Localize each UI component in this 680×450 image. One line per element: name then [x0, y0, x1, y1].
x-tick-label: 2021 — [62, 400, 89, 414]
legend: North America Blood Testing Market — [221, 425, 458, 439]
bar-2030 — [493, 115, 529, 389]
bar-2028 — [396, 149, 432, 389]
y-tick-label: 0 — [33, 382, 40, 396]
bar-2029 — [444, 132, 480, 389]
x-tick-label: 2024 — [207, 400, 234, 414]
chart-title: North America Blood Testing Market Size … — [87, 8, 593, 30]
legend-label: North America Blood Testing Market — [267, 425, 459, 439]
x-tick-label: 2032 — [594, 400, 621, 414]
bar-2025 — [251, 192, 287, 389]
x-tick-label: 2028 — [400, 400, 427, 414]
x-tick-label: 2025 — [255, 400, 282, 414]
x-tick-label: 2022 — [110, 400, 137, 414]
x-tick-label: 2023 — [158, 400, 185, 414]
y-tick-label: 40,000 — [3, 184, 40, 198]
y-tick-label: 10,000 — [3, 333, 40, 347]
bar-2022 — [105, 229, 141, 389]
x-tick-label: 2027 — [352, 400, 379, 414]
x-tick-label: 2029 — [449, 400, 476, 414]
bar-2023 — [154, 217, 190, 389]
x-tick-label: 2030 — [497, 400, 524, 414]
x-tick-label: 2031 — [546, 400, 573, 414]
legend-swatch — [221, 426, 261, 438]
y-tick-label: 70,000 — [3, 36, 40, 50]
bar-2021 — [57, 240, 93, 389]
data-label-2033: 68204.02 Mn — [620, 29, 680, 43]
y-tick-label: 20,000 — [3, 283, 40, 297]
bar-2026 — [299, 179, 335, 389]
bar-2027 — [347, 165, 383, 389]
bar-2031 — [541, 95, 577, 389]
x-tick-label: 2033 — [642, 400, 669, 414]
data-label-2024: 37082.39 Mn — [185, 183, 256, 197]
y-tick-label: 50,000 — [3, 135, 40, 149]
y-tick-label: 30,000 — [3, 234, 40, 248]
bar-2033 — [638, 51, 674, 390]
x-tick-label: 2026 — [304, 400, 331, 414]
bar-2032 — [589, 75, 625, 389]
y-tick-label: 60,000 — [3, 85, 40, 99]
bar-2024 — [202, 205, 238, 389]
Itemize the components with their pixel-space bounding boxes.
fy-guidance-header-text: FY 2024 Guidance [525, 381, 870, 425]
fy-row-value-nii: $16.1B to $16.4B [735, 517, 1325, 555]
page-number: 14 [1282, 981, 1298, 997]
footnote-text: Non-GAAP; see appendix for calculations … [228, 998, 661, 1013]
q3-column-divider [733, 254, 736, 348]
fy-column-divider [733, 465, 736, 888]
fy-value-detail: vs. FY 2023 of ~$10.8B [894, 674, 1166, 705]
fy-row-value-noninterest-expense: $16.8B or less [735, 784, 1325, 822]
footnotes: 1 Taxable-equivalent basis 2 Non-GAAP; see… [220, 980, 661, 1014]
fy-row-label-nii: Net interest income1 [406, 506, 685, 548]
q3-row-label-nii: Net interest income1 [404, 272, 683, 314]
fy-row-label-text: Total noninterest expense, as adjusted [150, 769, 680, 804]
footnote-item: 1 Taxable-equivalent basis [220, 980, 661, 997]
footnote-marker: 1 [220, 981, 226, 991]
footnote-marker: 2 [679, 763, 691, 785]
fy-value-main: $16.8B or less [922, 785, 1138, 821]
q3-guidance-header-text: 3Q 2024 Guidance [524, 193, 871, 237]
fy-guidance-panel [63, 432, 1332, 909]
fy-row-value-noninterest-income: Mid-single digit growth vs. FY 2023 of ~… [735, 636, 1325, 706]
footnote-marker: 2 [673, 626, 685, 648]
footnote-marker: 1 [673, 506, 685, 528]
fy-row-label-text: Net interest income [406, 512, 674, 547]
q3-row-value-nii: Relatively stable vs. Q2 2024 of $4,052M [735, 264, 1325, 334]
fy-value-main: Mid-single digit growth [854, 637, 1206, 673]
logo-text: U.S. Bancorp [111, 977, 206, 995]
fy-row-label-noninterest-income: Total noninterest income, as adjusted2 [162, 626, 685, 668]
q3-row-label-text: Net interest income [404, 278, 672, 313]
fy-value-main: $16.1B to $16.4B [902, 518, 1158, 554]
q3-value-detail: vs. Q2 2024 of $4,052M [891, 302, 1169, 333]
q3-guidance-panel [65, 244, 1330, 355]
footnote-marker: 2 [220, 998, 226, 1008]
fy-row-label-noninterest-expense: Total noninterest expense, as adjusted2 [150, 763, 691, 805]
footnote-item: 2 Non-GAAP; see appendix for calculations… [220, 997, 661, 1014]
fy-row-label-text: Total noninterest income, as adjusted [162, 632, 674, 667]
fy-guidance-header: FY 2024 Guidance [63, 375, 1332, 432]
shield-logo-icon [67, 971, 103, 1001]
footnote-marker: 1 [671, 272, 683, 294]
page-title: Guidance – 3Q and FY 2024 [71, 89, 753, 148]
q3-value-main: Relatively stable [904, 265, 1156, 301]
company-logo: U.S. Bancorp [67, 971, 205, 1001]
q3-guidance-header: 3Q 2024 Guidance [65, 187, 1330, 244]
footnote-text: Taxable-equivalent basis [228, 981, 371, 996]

———

## [Problem details]
Copy the entries above word for word.

## [Task result]
Localize each UI component in this 680×450 image. One line per element: name then [x0, y0, x1, y1].
x-tick-label: 2021 — [62, 400, 89, 414]
legend: North America Blood Testing Market — [221, 425, 458, 439]
bar-2030 — [493, 115, 529, 389]
bar-2028 — [396, 149, 432, 389]
y-tick-label: 0 — [33, 382, 40, 396]
bar-2029 — [444, 132, 480, 389]
x-tick-label: 2024 — [207, 400, 234, 414]
chart-title: North America Blood Testing Market Size … — [87, 8, 593, 30]
legend-label: North America Blood Testing Market — [267, 425, 459, 439]
x-tick-label: 2032 — [594, 400, 621, 414]
bar-2025 — [251, 192, 287, 389]
x-tick-label: 2028 — [400, 400, 427, 414]
x-tick-label: 2025 — [255, 400, 282, 414]
x-tick-label: 2022 — [110, 400, 137, 414]
x-tick-label: 2023 — [158, 400, 185, 414]
y-tick-label: 40,000 — [3, 184, 40, 198]
y-tick-label: 10,000 — [3, 333, 40, 347]
bar-2022 — [105, 229, 141, 389]
x-tick-label: 2027 — [352, 400, 379, 414]
x-tick-label: 2029 — [449, 400, 476, 414]
bar-2023 — [154, 217, 190, 389]
x-tick-label: 2030 — [497, 400, 524, 414]
x-tick-label: 2031 — [546, 400, 573, 414]
legend-swatch — [221, 426, 261, 438]
y-tick-label: 70,000 — [3, 36, 40, 50]
bar-2021 — [57, 240, 93, 389]
data-label-2033: 68204.02 Mn — [620, 29, 680, 43]
y-tick-label: 20,000 — [3, 283, 40, 297]
bar-2026 — [299, 179, 335, 389]
bar-2027 — [347, 165, 383, 389]
bar-2031 — [541, 95, 577, 389]
x-tick-label: 2033 — [642, 400, 669, 414]
data-label-2024: 37082.39 Mn — [185, 183, 256, 197]
y-tick-label: 50,000 — [3, 135, 40, 149]
y-tick-label: 30,000 — [3, 234, 40, 248]
bar-2033 — [638, 51, 674, 390]
x-tick-label: 2026 — [304, 400, 331, 414]
bar-2032 — [589, 75, 625, 389]
y-tick-label: 60,000 — [3, 85, 40, 99]
bar-2024 — [202, 205, 238, 389]
Itemize the components with their pixel-space bounding boxes.
fy-guidance-header-text: FY 2024 Guidance [525, 381, 870, 425]
fy-row-value-nii: $16.1B to $16.4B [735, 517, 1325, 555]
page-number: 14 [1282, 981, 1298, 997]
footnote-text: Non-GAAP; see appendix for calculations … [228, 998, 661, 1013]
q3-column-divider [733, 254, 736, 348]
fy-column-divider [733, 465, 736, 888]
fy-value-detail: vs. FY 2023 of ~$10.8B [894, 674, 1166, 705]
fy-row-value-noninterest-expense: $16.8B or less [735, 784, 1325, 822]
footnotes: 1 Taxable-equivalent basis 2 Non-GAAP; see… [220, 980, 661, 1014]
fy-row-label-nii: Net interest income1 [406, 506, 685, 548]
q3-row-label-nii: Net interest income1 [404, 272, 683, 314]
fy-row-label-text: Total noninterest expense, as adjusted [150, 769, 680, 804]
footnote-item: 1 Taxable-equivalent basis [220, 980, 661, 997]
footnote-marker: 1 [220, 981, 226, 991]
footnote-marker: 2 [679, 763, 691, 785]
fy-value-main: $16.8B or less [922, 785, 1138, 821]
q3-guidance-header-text: 3Q 2024 Guidance [524, 193, 871, 237]
fy-guidance-panel [63, 432, 1332, 909]
fy-row-value-noninterest-income: Mid-single digit growth vs. FY 2023 of ~… [735, 636, 1325, 706]
footnote-marker: 2 [673, 626, 685, 648]
footnote-marker: 1 [673, 506, 685, 528]
fy-row-label-text: Net interest income [406, 512, 674, 547]
q3-row-value-nii: Relatively stable vs. Q2 2024 of $4,052M [735, 264, 1325, 334]
fy-value-main: Mid-single digit growth [854, 637, 1206, 673]
logo-text: U.S. Bancorp [111, 977, 206, 995]
fy-row-label-noninterest-income: Total noninterest income, as adjusted2 [162, 626, 685, 668]
q3-row-label-text: Net interest income [404, 278, 672, 313]
fy-value-main: $16.1B to $16.4B [902, 518, 1158, 554]
q3-value-detail: vs. Q2 2024 of $4,052M [891, 302, 1169, 333]
q3-guidance-panel [65, 244, 1330, 355]
footnote-marker: 2 [220, 998, 226, 1008]
fy-row-label-noninterest-expense: Total noninterest expense, as adjusted2 [150, 763, 691, 805]
footnote-item: 2 Non-GAAP; see appendix for calculations… [220, 997, 661, 1014]
fy-row-label-text: Total noninterest income, as adjusted [162, 632, 674, 667]
fy-guidance-header: FY 2024 Guidance [63, 375, 1332, 432]
shield-logo-icon [67, 971, 103, 1001]
footnote-marker: 1 [671, 272, 683, 294]
page-title: Guidance – 3Q and FY 2024 [71, 89, 753, 148]
q3-value-main: Relatively stable [904, 265, 1156, 301]
company-logo: U.S. Bancorp [67, 971, 205, 1001]
q3-guidance-header: 3Q 2024 Guidance [65, 187, 1330, 244]
footnote-text: Taxable-equivalent basis [228, 981, 371, 996]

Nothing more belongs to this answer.